Recast the stretch from the start of the listing through the line containing "72, 339, 88]" as a Markdown table with the columns Row and Entry, numbering each line and skipping any blank lines.

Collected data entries

** Begin **

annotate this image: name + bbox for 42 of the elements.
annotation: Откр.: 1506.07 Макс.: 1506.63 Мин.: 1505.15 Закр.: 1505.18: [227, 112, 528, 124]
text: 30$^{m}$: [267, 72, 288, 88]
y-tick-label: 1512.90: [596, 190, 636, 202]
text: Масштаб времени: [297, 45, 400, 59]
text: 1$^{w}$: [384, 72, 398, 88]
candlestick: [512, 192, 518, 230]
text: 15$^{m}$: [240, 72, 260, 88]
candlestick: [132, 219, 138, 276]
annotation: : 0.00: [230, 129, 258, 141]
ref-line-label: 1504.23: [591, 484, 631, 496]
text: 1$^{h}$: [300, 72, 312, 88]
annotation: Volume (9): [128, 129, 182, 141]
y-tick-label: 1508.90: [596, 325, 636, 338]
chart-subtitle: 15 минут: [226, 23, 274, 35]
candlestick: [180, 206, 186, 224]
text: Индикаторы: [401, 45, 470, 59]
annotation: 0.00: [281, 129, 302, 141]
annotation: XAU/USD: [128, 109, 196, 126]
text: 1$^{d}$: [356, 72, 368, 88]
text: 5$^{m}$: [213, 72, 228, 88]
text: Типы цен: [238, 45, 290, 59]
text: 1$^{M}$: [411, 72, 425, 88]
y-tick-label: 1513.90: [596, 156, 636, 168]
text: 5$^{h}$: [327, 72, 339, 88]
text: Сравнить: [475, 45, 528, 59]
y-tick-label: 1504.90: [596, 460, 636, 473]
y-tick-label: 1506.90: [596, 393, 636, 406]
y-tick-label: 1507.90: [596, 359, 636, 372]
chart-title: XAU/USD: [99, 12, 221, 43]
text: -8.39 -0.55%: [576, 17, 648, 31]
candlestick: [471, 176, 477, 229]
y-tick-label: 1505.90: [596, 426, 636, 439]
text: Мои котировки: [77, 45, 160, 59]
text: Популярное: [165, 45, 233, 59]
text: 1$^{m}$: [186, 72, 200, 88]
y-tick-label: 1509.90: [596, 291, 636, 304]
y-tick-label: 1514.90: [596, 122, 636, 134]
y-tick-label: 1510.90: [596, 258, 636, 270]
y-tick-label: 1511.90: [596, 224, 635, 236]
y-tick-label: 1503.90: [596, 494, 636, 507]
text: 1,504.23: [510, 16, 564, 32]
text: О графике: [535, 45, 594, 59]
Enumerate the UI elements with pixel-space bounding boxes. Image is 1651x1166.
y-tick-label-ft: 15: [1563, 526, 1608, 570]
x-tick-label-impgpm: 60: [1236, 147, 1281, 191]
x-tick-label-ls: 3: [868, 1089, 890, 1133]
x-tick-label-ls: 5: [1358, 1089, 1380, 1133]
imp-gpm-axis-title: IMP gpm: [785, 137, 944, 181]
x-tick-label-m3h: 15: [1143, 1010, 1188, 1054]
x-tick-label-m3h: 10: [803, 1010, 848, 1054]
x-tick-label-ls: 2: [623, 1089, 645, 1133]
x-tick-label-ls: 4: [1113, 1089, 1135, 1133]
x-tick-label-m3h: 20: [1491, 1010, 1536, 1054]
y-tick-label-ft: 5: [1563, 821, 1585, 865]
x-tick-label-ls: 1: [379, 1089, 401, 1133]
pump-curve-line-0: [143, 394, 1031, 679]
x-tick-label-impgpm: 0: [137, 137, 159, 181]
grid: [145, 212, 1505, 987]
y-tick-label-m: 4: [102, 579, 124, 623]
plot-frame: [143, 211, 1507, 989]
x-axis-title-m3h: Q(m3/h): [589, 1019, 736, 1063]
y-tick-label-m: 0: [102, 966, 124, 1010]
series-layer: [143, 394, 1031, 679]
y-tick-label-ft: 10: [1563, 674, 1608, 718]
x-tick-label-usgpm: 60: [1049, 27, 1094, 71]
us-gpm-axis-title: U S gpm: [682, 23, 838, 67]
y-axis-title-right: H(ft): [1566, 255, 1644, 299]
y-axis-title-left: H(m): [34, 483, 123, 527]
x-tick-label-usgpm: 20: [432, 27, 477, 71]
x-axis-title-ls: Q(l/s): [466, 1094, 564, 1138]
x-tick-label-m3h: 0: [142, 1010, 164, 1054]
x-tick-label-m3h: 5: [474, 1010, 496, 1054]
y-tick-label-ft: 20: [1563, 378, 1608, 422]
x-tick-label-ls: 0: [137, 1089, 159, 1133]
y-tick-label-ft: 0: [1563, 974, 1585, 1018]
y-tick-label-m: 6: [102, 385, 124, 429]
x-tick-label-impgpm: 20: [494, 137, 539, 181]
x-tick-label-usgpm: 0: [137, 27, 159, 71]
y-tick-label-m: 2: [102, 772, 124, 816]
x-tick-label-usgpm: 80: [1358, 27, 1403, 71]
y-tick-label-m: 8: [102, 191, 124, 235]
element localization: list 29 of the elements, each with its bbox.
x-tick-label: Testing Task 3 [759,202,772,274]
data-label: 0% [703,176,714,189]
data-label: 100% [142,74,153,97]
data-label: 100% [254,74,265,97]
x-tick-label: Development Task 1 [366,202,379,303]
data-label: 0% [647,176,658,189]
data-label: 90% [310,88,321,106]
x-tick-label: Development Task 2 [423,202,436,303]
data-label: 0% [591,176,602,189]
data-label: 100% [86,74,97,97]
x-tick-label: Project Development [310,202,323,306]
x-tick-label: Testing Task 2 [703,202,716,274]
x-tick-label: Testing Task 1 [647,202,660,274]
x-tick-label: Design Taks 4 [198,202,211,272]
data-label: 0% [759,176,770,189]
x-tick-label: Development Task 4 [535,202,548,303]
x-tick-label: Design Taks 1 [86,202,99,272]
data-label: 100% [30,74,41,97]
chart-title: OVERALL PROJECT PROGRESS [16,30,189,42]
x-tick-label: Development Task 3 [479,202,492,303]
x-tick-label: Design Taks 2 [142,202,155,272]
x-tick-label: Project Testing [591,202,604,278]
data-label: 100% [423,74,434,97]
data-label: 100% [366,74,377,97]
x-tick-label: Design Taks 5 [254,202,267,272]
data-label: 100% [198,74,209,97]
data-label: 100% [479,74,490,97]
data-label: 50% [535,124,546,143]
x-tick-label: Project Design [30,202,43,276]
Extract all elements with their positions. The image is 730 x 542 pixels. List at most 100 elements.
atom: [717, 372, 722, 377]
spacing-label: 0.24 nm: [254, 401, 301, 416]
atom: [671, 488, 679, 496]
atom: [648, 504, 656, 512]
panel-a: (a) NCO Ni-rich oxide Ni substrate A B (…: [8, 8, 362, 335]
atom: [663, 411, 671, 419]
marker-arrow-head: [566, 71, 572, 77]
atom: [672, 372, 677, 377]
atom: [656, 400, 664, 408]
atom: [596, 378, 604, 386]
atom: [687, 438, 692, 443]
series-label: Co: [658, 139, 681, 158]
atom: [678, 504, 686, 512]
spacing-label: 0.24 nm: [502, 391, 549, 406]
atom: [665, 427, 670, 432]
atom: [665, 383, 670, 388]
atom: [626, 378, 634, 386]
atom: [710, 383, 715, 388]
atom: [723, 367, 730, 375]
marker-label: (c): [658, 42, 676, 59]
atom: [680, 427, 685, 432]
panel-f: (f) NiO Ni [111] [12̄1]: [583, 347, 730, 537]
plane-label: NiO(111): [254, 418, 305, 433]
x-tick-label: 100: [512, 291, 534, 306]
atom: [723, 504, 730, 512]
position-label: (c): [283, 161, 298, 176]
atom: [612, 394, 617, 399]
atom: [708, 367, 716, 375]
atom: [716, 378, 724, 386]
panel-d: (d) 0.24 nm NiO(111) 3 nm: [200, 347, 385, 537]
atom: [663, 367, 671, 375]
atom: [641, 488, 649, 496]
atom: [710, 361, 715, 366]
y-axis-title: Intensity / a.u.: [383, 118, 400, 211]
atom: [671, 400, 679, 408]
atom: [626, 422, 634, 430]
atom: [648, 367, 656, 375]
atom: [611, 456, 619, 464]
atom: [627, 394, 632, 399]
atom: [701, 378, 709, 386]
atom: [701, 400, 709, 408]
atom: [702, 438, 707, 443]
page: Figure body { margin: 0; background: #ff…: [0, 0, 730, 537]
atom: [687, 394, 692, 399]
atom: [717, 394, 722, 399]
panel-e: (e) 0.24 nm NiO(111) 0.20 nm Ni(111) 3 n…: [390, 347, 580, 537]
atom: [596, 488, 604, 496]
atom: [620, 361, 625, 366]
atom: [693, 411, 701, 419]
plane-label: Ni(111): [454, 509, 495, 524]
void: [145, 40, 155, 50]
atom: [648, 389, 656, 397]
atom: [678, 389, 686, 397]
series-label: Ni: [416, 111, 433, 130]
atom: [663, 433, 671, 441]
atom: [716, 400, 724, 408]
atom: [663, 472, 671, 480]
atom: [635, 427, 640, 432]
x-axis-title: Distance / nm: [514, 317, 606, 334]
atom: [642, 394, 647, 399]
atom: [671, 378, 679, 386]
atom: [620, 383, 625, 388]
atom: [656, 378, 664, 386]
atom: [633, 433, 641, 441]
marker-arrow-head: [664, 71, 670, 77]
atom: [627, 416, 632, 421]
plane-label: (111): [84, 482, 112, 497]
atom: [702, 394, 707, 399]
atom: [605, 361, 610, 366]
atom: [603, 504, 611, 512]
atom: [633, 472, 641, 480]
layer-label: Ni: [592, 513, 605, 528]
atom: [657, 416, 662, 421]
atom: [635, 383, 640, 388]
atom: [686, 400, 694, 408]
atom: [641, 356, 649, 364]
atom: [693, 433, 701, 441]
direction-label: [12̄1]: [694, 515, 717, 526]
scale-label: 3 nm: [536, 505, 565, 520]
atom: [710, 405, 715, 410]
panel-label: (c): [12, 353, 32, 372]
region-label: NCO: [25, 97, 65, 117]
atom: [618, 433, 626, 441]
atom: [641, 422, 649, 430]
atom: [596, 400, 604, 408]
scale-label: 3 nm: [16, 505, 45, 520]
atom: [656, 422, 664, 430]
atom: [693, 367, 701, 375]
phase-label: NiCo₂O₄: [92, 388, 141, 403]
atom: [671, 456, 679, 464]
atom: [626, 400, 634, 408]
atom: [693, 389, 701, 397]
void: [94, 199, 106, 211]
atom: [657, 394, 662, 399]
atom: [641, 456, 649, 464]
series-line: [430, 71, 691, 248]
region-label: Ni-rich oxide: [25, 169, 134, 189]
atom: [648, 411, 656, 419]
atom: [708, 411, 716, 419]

** End **

= Task answer =
| Row | Entry |
|---|---|
| 1 | annotate this image: name + bbox for 42 of the elements. |
| 2 | annotation: Откр.: 1506.07 Макс.: 1506.63 Мин.: 1505.15 Закр.: 1505.18: [227, 112, 528, 124] |
| 3 | text: 30$^{m}$: [267, 72, 288, 88] |
| 4 | y-tick-label: 1512.90: [596, 190, 636, 202] |
| 5 | text: Масштаб времени: [297, 45, 400, 59] |
| 6 | text: 1$^{w}$: [384, 72, 398, 88] |
| 7 | candlestick: [512, 192, 518, 230] |
| 8 | text: 15$^{m}$: [240, 72, 260, 88] |
| 9 | candlestick: [132, 219, 138, 276] |
| 10 | annotation: : 0.00: [230, 129, 258, 141] |
| 11 | ref-line-label: 1504.23: [591, 484, 631, 496] |
| 12 | text: 1$^{h}$: [300, 72, 312, 88] |
| 13 | annotation: Volume (9): [128, 129, 182, 141] |
| 14 | y-tick-label: 1508.90: [596, 325, 636, 338] |
| 15 | chart-subtitle: 15 минут: [226, 23, 274, 35] |
| 16 | candlestick: [180, 206, 186, 224] |
| 17 | text: Индикаторы: [401, 45, 470, 59] |
| 18 | annotation: 0.00: [281, 129, 302, 141] |
| 19 | annotation: XAU/USD: [128, 109, 196, 126] |
| 20 | text: 1$^{d}$: [356, 72, 368, 88] |
| 21 | text: 5$^{m}$: [213, 72, 228, 88] |
| 22 | text: Типы цен: [238, 45, 290, 59] |
| 23 | text: 1$^{M}$: [411, 72, 425, 88] |
| 24 | y-tick-label: 1513.90: [596, 156, 636, 168] |
| 25 | text: 5$^{h}$: [327, 72, 339, 88] |